[Start of INPUT RECORDS]
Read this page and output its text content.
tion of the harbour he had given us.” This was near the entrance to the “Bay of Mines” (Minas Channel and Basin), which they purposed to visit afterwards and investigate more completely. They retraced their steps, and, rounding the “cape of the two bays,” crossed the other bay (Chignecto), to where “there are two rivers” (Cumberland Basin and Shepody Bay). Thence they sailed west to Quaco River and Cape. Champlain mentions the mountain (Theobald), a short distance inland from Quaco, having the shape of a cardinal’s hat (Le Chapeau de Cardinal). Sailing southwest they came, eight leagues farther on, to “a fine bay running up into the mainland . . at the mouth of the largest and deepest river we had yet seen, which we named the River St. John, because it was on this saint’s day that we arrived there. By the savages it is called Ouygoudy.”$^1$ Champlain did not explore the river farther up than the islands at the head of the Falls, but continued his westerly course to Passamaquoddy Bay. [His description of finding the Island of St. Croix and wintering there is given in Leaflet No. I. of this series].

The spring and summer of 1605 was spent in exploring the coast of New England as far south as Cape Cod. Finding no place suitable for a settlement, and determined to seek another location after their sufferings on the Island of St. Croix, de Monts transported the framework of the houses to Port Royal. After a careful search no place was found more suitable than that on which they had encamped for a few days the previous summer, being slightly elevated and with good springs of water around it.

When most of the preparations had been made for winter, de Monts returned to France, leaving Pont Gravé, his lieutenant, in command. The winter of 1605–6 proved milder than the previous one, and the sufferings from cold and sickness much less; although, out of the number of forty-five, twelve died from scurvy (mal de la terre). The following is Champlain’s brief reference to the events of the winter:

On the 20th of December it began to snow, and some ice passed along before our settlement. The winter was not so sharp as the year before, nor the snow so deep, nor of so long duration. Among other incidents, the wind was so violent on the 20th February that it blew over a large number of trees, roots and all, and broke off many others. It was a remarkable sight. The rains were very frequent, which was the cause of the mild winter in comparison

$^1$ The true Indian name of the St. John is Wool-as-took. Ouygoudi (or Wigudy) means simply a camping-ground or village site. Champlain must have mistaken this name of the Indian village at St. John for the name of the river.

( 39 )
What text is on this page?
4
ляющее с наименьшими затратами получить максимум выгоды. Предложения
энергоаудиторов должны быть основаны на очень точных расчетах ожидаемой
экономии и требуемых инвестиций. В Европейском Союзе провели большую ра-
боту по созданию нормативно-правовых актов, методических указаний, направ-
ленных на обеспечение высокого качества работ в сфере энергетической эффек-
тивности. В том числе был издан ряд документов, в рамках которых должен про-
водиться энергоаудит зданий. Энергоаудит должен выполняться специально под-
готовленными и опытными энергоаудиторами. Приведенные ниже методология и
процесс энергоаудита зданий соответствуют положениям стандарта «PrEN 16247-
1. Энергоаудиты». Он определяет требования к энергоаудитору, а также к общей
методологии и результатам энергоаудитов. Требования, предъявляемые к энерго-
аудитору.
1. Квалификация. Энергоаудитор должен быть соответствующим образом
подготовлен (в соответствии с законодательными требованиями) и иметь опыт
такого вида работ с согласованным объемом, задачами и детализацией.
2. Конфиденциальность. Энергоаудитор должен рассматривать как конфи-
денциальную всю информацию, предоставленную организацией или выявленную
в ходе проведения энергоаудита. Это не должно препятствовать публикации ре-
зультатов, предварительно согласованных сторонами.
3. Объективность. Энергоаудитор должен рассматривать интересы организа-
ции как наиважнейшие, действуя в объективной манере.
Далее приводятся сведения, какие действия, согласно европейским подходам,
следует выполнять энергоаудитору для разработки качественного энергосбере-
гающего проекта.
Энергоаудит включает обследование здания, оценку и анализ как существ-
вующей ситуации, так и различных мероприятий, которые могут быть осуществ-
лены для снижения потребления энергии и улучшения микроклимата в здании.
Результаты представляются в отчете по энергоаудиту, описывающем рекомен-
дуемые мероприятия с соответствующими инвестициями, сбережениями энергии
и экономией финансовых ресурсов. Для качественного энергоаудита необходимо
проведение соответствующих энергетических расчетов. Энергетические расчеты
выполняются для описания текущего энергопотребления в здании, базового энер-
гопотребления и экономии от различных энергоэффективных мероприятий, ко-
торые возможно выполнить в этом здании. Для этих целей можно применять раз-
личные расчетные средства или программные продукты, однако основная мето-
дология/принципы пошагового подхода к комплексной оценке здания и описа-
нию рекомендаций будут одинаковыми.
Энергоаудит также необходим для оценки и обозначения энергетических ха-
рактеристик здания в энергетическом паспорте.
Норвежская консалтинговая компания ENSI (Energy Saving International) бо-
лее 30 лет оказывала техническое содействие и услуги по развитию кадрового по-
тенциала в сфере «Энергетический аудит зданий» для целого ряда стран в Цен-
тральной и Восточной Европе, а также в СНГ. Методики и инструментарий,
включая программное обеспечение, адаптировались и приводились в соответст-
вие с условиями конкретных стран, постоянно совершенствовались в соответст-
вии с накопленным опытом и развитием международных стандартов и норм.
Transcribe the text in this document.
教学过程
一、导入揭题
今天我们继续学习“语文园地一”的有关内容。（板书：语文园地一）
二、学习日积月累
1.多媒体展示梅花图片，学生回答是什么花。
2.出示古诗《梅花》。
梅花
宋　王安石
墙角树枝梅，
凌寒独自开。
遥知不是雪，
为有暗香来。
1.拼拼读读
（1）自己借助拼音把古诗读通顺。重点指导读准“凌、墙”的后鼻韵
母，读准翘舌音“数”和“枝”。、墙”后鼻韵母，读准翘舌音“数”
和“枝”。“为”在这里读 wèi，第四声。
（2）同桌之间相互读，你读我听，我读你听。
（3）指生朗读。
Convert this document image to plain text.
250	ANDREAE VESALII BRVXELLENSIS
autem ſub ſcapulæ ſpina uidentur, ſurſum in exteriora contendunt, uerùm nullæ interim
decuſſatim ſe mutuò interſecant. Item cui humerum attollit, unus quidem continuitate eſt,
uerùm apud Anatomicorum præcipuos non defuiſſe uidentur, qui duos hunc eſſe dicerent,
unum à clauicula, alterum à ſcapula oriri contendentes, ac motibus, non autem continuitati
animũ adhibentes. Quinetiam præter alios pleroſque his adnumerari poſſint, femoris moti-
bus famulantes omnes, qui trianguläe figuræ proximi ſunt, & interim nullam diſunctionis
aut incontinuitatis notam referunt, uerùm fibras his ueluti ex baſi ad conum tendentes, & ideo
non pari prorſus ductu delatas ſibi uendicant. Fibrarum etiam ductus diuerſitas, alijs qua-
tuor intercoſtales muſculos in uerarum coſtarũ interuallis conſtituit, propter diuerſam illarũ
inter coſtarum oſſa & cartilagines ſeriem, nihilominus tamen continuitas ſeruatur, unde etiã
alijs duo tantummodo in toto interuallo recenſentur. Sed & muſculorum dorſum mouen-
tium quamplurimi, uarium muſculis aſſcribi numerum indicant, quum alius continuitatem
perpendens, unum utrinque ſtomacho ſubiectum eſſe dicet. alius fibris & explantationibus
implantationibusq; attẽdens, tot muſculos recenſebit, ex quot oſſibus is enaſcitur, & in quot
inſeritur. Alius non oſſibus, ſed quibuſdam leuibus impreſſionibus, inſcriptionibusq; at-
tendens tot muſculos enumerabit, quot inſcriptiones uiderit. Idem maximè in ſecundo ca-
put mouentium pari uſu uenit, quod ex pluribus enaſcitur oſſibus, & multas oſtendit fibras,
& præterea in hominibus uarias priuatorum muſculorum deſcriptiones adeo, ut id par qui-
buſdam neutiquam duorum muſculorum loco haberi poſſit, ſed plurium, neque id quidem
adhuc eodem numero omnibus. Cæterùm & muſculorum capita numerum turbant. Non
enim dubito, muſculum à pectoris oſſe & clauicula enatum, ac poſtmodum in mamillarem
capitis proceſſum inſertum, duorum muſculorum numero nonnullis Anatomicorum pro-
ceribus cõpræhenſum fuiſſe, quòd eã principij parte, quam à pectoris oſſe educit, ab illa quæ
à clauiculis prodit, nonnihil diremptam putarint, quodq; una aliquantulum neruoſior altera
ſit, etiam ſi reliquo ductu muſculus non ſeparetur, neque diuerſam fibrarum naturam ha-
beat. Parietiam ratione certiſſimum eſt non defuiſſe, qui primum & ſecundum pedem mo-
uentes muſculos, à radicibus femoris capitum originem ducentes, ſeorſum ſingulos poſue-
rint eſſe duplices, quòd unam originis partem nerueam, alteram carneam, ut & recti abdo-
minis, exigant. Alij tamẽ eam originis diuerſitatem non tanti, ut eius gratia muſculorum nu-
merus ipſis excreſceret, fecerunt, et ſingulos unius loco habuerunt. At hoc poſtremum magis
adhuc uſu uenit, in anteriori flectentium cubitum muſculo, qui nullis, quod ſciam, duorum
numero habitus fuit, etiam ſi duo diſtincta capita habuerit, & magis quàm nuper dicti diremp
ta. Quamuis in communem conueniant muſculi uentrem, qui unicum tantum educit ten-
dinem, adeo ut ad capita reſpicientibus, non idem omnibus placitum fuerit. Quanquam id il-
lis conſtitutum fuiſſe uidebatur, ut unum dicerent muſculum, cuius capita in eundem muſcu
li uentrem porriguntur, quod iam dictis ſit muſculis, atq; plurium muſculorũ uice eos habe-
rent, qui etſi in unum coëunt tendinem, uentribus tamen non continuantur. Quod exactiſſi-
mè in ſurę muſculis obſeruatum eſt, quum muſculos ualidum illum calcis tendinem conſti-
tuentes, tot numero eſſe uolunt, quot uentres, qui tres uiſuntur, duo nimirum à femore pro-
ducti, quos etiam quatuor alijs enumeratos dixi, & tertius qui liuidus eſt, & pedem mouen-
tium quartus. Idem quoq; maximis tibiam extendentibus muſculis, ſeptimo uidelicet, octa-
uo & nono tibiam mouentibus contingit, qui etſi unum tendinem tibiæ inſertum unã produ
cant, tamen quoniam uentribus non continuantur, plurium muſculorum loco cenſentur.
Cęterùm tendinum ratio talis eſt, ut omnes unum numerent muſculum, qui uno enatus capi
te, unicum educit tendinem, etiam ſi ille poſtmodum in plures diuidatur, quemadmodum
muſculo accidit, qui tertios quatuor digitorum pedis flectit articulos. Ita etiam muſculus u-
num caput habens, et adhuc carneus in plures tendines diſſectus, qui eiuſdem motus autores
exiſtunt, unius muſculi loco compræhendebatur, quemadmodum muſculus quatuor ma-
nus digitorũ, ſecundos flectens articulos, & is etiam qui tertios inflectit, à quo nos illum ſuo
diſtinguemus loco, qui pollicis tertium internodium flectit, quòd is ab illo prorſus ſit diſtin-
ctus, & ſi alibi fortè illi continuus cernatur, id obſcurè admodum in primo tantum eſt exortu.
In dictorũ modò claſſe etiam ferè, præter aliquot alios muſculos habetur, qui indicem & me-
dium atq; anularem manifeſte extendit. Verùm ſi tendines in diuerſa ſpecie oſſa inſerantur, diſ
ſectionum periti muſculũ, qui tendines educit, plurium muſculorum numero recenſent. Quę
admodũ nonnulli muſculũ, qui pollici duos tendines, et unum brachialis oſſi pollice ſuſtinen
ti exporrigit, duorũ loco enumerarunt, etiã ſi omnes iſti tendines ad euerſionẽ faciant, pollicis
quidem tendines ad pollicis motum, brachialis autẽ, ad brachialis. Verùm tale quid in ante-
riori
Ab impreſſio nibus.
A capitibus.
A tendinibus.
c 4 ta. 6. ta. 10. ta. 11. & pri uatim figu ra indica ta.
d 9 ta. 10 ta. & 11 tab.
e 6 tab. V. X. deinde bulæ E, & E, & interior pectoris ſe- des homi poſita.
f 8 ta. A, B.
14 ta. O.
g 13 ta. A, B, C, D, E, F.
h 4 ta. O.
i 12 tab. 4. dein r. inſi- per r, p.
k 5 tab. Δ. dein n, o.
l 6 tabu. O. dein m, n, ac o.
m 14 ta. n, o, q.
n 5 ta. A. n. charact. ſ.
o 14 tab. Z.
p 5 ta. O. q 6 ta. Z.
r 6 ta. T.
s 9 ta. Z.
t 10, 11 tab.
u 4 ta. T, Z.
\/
[End of INPUT RECORDS]
WRITTEN REQUEST: Go through the records. Copy each line where "quidem" appears.

RESULT:
decuſſatim ſe mutuò interſecant. Item cui humerum attollit, unus quidem continuitate eſt,
buſdam neutiquam duorum muſculorum loco haberi poſſit, ſed plurium, neque id quidem
quidem tendines ad pollicis motum, brachialis autẽ, ad brachialis. Verùm tale quid in ante-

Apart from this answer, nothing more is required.